Provided text
= = =
Admittedly, guarantees of judicial independence and respect for the rule of law were, under the old system, almost always to be found in convention and historical practice. There was no statutory requirement for the Lord Chancellor to be a ‘big beast’ of the legal world. The argument went that, rather than trust in well-established cultural grooves, an alternative and better approach would be to embed the conditions for the respect of those principles in formal institutional arrangements. This is the spirit which animated the reforms of 2005 (and, indeed, many of the constitutional changes implemented during Tony Blair’s premiership). The CRA unpicked the system of culturally entrenched norms which, with the old-style Lord Chancellor at its centre, had acted as the basis for the relationship between government and judges, and replaced it with highly codified arrangements which would govern the new relationship between a more formally separate executive and judiciary. Under the new arrangements the respective responsibilities of the Lord Chancellor and the LCJ were itemised in detail and the Lord Chancellor was now required unambiguously, by law, to defend judicial independence and continue his (unspecified) role in relation to the rule of law. 

Judicial independence

It might be expected that, having irrevocably altered the relationship between the judiciary and government that undergirded judicial independence, the reforms introduced by the CRA would have reorganised the administration of justice so that it no longer depended on the relationship as it had previously functioned. And, to some degree, they did. The fundamental constitutional responsibility for deciding who does the judging – that is, responsibility for most judicial appointments – moved from the Lord Chancellor to the newly-formed Judicial Appointments Commission for England and Wales (JAC). For even the most senior judicial appointments, where the Lord Chancellor typically has the final word, the office holder’s discretion has been all but eliminated – they are presented with a single recommendation by the JAC or a selection panel, which they can either accept, reject, or send back for further consideration.  

But many decisions regarding the state’s judicial functions remained the preserve of the executive. The government retains responsibility, for example, for deciding court closures, determining judicial pensions, and setting the terms and conditions under which judicial office holders are recruited. While the Lord Chancellor is required under Section 1 of the Courts Act 2003 – and pledges as part of his statutory oath – to properly resource the courts and tribunals, in practice the annual settlement received by HM Courts and Tribunals Service (HMCTS) is subject to the same ruthless logic of government budgeting as any other service.

The result is to produce tension: the judges are still materially dependent on the executive for the apparatus within which they exercise their functions, but they no longer have the same powerful voice in government representing their views. Whereas the old-style Lord Chancellor could be a heavyweight advocate for an independent judiciary within the cabinet, his modern counterpart is more likely to be a middle-ranking cabinet minister without a deep legal background. As such, he or she is less likely to possess the legal instincts to understand his or her role as a judicial advocate, the legal reverence to be inclined to play this role, and the authority within cabinet to do so successfully. Instead, “special pleading on behalf of judges is likely to be received in the same sceptical spirit as arguments made on behalf of other stakeholder groups,” and “negotiations with judges and justice policy are now transacted to a greater extent as part of the knockabout culture of politics, and less as a part of the deferential and innately conservative culture of the legal profession.” (Both quotations from The Politics of Judicial Independence in the UK’s Changing Constitution (2015), pp. 51-52).
= = =
Entries provided
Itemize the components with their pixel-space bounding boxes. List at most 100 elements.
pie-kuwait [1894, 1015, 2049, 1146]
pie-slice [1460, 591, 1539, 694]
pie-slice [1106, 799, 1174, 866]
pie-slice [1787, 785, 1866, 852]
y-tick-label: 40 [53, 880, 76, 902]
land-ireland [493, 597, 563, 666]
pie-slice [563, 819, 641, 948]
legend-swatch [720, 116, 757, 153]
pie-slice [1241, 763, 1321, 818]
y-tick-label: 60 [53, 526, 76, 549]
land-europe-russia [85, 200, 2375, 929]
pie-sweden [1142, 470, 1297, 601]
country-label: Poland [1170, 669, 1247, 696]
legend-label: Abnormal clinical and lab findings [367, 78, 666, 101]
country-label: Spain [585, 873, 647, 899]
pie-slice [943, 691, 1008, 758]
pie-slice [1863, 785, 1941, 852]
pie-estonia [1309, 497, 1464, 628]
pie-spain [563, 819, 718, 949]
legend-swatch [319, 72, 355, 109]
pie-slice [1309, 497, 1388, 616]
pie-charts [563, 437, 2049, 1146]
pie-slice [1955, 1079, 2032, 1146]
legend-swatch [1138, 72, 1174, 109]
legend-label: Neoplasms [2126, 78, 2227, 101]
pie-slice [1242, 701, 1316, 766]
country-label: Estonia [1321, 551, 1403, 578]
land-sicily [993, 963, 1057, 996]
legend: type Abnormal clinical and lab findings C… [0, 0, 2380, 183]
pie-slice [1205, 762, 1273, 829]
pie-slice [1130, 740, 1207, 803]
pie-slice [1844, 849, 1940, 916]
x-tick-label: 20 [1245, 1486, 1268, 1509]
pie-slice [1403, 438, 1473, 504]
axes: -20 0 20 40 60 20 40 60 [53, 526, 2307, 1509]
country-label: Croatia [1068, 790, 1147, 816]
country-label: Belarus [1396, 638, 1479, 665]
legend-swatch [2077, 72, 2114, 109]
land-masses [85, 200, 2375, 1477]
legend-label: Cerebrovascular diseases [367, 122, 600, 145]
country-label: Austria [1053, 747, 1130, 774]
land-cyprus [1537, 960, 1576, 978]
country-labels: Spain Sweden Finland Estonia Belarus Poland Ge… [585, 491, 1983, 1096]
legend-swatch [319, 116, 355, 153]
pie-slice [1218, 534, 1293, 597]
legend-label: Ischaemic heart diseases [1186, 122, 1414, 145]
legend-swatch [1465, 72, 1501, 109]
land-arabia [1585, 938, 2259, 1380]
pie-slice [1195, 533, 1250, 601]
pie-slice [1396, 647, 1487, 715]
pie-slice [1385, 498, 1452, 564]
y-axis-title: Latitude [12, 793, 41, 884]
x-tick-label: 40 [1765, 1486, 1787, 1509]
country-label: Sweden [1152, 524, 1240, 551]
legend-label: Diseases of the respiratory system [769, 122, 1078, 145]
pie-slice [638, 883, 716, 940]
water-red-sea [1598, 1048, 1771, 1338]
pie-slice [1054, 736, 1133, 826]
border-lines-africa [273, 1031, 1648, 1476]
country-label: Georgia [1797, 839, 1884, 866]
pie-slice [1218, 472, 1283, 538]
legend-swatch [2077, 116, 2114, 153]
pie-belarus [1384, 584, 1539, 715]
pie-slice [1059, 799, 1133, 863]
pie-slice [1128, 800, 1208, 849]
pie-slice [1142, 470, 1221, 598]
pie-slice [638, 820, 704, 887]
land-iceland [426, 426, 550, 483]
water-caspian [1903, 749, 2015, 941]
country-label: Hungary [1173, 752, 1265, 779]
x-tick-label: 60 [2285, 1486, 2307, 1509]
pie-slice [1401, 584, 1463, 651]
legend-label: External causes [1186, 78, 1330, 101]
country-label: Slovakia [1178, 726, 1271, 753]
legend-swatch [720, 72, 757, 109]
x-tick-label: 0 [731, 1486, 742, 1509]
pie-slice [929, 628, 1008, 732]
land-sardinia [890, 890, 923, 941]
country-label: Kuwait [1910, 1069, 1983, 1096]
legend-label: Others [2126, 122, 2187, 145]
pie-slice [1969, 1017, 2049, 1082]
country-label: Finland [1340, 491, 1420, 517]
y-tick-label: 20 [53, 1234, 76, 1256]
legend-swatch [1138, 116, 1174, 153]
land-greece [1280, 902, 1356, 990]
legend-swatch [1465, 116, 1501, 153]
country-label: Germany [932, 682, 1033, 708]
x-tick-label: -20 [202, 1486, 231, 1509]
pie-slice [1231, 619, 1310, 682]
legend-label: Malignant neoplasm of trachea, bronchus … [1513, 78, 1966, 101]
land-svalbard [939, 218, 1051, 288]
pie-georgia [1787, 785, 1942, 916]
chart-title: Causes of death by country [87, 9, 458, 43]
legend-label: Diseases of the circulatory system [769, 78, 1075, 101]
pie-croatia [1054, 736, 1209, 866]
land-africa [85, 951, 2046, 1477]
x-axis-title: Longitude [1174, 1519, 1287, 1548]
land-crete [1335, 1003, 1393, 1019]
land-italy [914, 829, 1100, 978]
= = =
Assigned task 1
According to the passage on judicial independence, which body took over responsibility for most judicial appointments from the Lord Chancellor?
Assigned task 2
Carry on the passage on judicial independence and the Lord Chancellor from where it ends.

Answer box 1
The Judicial Appointments Commission for England and Wales (JAC).

Answer box 2
When the Lords debated the Constitution Committee’s report in July, Lord Garnier suggested that the widening gulf between the office of the Lord Chancellor and the legal universe from which its occupants used invariably to hail – a phenomenon which he himself felt keenly when “he took one of the many recent Lord Chancellors to dinner in [his] inn [and] they felt like they were going into a foreign country” – is symptomatic of the more general trend whereby “the fellowship of lawyers and members of Parliament, between the judiciary and government and judiciary and Parliament, is gone.”

Indeed, it took only two years from the passage of the CRA for it to become clear that, in their initial incarnation, the new formalistic arrangements were struggling to substitute for the cultural mechanisms they had replaced. In 2007 the Department for Constitutional Affairs, as the Lord Chancellor’s Department had become, took over responsibility from the Home Office for prisons and probation and became the Ministry of Justice. These changes prompted concerns among judges that, in the face of competition from this politically sensitive portfolio, HM Courts Service (as it then was) would suffer financially. As a result, the judiciary insisted on further codification of constitutional arrangements which led, in 2008, to the agreement of a framework document giving the Lord Chancellor and LCJ joint oversight of HMCS. It is tempting to wonder about the counterfactual scenarios: if the judiciary had still had an old-style Lord Chancellor representing their interests in cabinet, or if decisions about HMCS funding had been transferred to them wholesale, would they have felt this formal safeguard necessary? 

Rule of law

The House of Lords Constitution Committee’s report also observed that several events – notably the UK Internal Market Act 2020 and the Northern Ireland Protocol Bill – have meant that “the government’s commitment to the rule of law has been called into question.” Were the report to be published today, it would likely also mention the developing story of the government’s Rwanda policy. If one believes that these events do constitute a wavering commitment to the rule of law, one might wonder why statutory obligations to respect the rule of law did not prevent the offending behaviour. Of course, there is no guarantee that a stern reproach from an old-style Lord Chancellor would have carried the argument in cabinet. Nor did the absence of such a figure spare the government from criticism by its own members; Lord Keen of Elie resigned his ministerial post and his position as Advocate General for Scotland after concluding that he was unable to “reconcile what I consider to be my obligations as a Law Officer with your [the then Prime Minister’s] policy intentions with respect to the UKIM Bill.”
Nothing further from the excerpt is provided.